PROVIDED RECORDS »
━━━━━━

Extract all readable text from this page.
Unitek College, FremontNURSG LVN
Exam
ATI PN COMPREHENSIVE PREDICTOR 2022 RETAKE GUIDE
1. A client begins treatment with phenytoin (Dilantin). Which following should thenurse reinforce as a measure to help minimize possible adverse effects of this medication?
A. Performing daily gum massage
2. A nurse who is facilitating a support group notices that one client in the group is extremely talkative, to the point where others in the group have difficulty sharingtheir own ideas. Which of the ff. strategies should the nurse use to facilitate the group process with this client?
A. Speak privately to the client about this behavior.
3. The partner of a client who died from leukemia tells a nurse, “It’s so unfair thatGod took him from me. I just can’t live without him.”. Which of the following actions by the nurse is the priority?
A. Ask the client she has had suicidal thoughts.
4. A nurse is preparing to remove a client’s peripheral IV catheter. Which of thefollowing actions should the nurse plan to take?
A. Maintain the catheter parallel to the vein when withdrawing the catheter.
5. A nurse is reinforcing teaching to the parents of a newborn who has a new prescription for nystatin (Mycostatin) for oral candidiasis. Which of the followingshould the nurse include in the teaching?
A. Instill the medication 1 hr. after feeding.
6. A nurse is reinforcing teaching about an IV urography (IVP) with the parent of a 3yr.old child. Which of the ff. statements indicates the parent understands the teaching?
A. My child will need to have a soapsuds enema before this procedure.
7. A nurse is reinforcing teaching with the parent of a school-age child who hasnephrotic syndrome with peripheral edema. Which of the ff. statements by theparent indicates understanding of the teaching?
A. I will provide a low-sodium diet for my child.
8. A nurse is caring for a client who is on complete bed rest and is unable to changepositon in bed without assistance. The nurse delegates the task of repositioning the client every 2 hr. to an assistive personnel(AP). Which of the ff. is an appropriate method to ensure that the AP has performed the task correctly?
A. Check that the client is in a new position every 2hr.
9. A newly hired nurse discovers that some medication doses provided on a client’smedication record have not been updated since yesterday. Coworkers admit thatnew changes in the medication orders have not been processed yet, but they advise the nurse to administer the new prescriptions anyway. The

━━━━━━

PROBLEM TO SOLVE » From the listing, copy each line containing the word "reinforcing".

OUTPUT OF THE EXERCISE »
5. A nurse is reinforcing teaching to the parents of a newborn who has a new prescription for nystatin (Mycostatin) for oral candidiasis. Which of the followingshould the nurse include in the teaching?
6. A nurse is reinforcing teaching about an IV urography (IVP) with the parent of a 3yr.old child. Which of the ff. statements indicates the parent understands the teaching?
7. A nurse is reinforcing teaching with the parent of a school-age child who hasnephrotic syndrome with peripheral edema. Which of the ff. statements by theparent indicates understanding of the teaching?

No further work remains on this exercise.